## START RECORDED DATA

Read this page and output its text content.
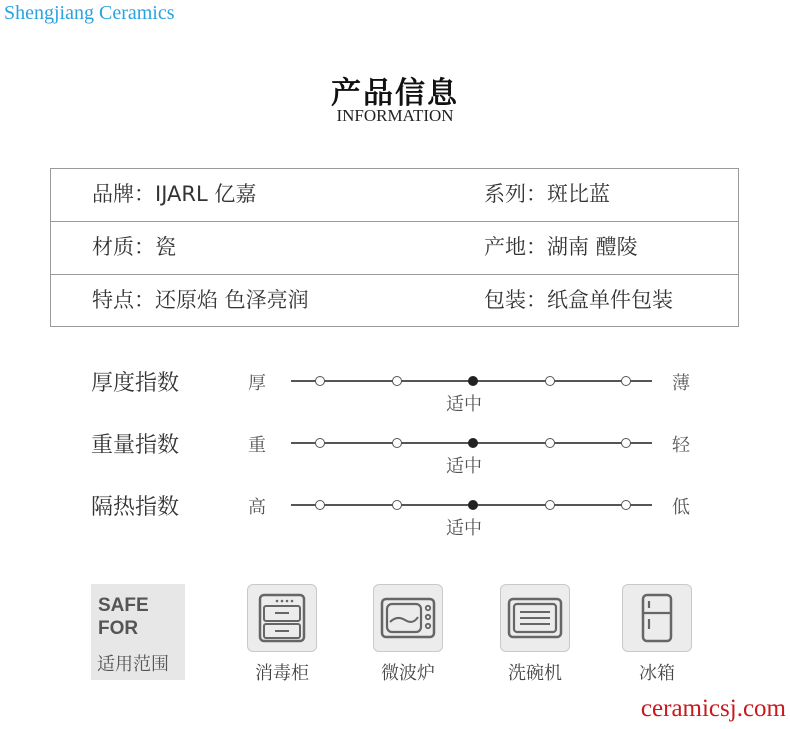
Shengjiang Ceramics
产品信息
INFORMATION
品牌：IJARL 亿嘉	系列：斑比蓝
材质：瓷	产地：湖南 醴陵
特点：还原焰 色泽亮润	包装：纸盒单件包装
厚度指数	厚	薄
适中
重量指数	重	轻
适中
隔热指数	高	低
适中
SAFE
FOR
适用范围	消毒柜	微波炉	洗碗机	冰箱
ceramicsj.com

## END RECORDED DATA

▸ GIVEN REQUEST
Write out every entry again word for word, without any of the pictures.

▸ OUTPUT FOR THIS TASK
Read this page and output its text content.
Shengjiang Ceramics
产品信息
INFORMATION
品牌：IJARL 亿嘉	系列：斑比蓝
材质：瓷	产地：湖南 醴陵
特点：还原焰 色泽亮润	包装：纸盒单件包装
厚度指数	厚	薄
适中
重量指数	重	轻
适中
隔热指数	高	低
适中
SAFE
FOR
适用范围	消毒柜	微波炉	洗碗机	冰箱
ceramicsj.com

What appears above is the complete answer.